Data entries:

───

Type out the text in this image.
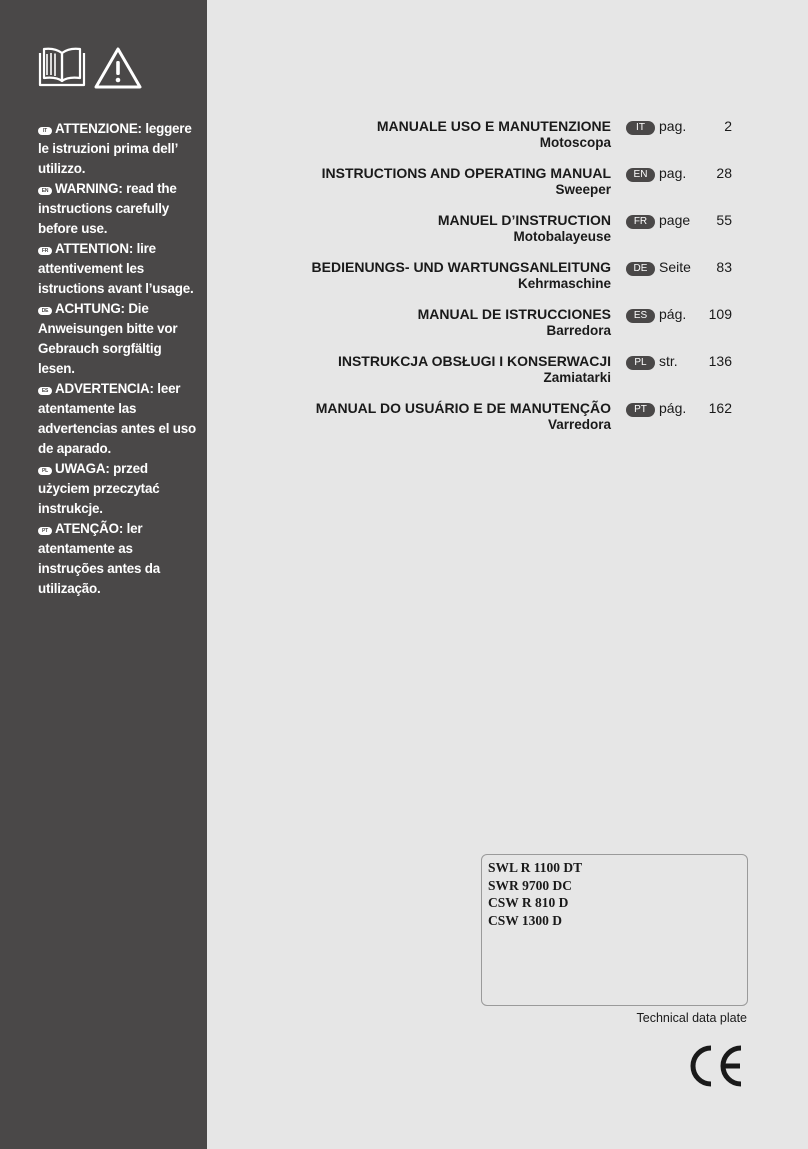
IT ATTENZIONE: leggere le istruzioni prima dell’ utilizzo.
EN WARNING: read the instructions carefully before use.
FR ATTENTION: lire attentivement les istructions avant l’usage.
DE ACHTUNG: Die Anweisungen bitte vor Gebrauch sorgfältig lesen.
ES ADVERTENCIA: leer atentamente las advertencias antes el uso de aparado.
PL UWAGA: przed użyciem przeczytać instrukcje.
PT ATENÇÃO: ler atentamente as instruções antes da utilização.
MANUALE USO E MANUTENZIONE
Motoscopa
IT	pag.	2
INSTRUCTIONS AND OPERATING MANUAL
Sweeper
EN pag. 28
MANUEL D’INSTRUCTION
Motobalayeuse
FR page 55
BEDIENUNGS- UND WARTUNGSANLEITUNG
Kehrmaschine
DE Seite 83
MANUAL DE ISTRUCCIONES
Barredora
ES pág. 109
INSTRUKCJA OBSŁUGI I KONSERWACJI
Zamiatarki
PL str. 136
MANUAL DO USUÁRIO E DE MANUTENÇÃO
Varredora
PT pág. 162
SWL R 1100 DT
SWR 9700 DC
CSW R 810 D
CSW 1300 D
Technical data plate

───

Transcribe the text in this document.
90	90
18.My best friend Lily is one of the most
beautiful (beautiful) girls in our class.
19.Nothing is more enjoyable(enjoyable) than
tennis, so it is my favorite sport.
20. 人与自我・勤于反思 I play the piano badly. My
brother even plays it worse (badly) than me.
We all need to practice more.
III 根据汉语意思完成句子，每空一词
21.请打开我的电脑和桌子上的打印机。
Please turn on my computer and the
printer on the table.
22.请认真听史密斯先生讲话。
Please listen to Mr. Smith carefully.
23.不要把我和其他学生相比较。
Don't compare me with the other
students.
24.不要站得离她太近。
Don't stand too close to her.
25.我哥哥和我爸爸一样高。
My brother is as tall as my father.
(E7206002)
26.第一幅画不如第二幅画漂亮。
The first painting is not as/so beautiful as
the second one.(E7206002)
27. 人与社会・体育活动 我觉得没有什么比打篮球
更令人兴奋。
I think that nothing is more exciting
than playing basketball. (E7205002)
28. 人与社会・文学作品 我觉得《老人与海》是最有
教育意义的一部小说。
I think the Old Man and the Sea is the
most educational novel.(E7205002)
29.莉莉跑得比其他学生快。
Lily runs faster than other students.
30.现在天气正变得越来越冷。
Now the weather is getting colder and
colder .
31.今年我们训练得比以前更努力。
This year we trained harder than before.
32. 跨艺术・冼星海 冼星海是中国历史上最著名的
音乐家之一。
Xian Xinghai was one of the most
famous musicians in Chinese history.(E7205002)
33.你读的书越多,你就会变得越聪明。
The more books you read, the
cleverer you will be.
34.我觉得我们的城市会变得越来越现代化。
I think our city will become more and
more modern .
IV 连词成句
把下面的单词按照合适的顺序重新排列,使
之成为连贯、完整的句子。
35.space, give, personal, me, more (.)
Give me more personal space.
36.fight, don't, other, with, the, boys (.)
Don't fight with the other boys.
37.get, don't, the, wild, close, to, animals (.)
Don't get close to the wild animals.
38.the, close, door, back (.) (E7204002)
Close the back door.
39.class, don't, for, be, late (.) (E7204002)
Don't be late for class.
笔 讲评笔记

───

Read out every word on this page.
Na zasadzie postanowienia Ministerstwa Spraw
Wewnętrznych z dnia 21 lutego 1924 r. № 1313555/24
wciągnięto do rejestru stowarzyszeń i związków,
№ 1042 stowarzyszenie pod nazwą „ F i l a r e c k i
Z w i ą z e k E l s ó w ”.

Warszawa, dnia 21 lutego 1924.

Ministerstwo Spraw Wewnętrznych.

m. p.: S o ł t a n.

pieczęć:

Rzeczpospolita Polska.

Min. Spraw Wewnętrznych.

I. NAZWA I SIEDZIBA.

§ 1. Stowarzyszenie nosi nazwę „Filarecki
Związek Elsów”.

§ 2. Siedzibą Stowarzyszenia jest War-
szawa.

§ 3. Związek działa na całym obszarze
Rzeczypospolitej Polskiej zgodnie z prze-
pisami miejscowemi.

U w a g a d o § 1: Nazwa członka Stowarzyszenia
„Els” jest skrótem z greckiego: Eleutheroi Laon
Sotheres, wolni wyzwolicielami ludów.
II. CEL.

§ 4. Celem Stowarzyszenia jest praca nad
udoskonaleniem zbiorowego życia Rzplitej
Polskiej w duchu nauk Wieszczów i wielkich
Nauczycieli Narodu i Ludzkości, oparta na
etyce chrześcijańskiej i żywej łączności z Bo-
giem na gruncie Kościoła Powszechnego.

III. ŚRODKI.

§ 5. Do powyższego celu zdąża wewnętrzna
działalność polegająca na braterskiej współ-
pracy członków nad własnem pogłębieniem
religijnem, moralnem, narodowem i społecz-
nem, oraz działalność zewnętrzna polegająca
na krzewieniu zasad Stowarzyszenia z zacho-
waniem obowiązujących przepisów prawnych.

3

───

* **What is expected**
Scan the listing above and copy all lines containing the word "colder".

* **Exercise answer**
Now the weather is getting colder and
colder .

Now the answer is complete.